Material shown |
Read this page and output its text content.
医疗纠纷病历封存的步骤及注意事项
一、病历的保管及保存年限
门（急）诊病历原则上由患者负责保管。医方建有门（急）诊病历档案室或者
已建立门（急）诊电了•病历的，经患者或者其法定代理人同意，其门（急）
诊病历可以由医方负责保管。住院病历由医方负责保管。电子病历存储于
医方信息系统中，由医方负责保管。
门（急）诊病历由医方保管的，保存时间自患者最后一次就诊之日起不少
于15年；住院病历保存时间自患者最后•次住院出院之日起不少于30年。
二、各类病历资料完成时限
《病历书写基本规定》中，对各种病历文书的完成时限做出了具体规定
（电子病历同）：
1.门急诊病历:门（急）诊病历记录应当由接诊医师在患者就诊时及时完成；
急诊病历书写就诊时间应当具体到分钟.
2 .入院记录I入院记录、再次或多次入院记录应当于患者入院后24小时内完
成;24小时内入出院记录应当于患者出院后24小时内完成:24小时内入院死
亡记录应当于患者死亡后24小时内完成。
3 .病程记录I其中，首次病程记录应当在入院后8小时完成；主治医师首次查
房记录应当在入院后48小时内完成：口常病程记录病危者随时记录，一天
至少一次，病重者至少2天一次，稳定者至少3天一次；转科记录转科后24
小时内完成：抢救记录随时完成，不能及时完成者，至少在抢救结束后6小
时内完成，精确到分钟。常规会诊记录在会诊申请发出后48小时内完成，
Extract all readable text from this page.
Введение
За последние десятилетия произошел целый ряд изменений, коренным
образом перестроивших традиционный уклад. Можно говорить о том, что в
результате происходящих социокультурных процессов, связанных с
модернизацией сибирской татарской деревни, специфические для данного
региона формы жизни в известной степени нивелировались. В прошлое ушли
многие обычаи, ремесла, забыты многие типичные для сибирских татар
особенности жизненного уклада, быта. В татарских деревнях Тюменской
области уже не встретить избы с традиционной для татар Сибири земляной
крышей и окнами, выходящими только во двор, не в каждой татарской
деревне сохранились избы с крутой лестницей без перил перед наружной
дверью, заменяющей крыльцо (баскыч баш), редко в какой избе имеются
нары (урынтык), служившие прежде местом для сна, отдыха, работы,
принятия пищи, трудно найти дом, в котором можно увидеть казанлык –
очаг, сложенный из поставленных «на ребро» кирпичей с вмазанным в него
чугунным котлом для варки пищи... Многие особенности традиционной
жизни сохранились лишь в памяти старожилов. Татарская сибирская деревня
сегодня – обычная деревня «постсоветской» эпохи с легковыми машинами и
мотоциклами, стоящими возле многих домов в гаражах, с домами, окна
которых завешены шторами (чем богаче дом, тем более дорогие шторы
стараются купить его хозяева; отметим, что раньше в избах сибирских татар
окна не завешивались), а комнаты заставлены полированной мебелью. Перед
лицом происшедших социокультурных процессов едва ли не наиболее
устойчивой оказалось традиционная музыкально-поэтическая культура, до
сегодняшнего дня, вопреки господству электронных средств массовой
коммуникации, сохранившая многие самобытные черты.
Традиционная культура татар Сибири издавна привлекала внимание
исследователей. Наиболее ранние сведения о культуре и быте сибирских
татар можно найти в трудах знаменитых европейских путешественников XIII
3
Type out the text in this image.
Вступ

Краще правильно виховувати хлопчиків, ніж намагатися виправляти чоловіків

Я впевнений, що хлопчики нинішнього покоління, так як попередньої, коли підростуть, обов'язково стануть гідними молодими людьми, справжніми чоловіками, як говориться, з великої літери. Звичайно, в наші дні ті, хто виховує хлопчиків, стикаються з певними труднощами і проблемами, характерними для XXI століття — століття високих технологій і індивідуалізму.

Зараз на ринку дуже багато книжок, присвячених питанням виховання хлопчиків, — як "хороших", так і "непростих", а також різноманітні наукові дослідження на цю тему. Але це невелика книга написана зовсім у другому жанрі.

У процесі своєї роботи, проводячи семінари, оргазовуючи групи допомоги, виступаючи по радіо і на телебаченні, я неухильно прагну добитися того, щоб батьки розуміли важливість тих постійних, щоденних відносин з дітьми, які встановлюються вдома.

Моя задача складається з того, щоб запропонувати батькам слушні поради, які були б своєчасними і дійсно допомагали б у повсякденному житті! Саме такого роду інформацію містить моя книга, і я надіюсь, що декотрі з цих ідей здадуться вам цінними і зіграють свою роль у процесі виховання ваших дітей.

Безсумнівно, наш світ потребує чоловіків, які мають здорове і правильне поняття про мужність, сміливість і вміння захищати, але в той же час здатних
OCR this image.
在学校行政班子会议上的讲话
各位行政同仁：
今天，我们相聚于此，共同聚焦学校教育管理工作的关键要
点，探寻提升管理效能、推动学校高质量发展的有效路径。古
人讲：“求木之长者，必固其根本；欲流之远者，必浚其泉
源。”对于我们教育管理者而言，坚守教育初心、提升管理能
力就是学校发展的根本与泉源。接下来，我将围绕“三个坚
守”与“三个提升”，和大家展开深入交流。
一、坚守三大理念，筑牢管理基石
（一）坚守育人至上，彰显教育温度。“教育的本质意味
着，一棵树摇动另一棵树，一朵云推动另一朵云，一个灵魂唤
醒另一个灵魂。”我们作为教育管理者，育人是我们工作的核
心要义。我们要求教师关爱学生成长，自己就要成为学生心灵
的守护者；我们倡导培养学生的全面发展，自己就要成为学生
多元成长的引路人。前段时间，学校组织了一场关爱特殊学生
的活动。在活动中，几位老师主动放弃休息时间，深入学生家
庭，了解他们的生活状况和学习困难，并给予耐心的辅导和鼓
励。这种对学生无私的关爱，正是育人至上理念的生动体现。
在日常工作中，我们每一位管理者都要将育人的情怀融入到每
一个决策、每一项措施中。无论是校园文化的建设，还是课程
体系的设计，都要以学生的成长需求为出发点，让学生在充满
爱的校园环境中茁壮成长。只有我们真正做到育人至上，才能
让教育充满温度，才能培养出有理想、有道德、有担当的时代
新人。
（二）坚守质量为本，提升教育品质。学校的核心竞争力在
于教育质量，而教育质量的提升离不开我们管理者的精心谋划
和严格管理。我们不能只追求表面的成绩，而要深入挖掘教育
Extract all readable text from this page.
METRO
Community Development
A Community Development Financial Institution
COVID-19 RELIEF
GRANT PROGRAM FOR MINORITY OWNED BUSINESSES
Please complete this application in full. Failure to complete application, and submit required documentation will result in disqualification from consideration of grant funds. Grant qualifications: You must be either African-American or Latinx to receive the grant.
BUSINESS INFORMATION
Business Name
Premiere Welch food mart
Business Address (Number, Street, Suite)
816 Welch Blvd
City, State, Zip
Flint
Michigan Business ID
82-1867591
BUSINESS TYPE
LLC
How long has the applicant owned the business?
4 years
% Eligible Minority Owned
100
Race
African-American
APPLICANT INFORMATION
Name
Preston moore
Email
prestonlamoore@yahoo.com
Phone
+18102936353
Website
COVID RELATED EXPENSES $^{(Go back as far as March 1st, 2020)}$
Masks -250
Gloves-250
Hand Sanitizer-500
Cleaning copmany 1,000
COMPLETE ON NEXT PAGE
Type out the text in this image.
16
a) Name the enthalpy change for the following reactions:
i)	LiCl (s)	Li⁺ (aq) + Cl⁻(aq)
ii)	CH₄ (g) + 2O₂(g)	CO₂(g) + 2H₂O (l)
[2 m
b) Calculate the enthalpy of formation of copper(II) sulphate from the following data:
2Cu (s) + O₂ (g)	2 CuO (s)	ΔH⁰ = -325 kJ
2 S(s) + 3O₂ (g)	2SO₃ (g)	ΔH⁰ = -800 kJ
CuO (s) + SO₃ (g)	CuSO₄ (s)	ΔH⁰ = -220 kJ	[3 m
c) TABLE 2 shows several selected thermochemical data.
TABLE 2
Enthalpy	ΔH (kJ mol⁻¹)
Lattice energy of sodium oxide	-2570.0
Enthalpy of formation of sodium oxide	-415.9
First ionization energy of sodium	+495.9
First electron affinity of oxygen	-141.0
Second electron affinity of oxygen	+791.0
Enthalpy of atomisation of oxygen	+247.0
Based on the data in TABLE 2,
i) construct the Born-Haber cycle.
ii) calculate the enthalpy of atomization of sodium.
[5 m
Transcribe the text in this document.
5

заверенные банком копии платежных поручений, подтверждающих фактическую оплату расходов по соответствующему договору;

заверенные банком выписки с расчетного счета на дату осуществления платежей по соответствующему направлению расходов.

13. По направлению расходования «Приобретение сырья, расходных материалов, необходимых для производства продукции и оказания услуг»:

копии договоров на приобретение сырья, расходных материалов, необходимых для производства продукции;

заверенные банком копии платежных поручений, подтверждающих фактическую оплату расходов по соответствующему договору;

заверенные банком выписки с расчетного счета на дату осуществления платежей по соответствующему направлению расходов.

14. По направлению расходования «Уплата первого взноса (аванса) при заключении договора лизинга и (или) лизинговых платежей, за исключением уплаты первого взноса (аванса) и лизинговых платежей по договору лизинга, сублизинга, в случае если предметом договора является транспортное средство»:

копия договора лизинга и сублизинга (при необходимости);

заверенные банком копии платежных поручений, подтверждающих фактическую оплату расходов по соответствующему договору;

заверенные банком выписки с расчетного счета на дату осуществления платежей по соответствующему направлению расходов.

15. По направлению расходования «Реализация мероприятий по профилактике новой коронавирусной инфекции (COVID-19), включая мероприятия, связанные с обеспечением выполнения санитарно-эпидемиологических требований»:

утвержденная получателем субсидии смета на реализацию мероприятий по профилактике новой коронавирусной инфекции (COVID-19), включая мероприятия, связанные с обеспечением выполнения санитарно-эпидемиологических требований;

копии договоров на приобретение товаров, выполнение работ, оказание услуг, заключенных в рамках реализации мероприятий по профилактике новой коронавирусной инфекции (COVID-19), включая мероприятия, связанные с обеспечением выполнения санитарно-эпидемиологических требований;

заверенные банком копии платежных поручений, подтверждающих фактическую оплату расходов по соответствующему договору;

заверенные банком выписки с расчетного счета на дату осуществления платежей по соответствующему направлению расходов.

Written problem | Gather up the lines containing the word "сохранились" from these records and copy them.

Written answer |
деревне сохранились избы с крутой лестницей без перил перед наружной
жизни сохранились лишь в памяти старожилов. Татарская сибирская деревня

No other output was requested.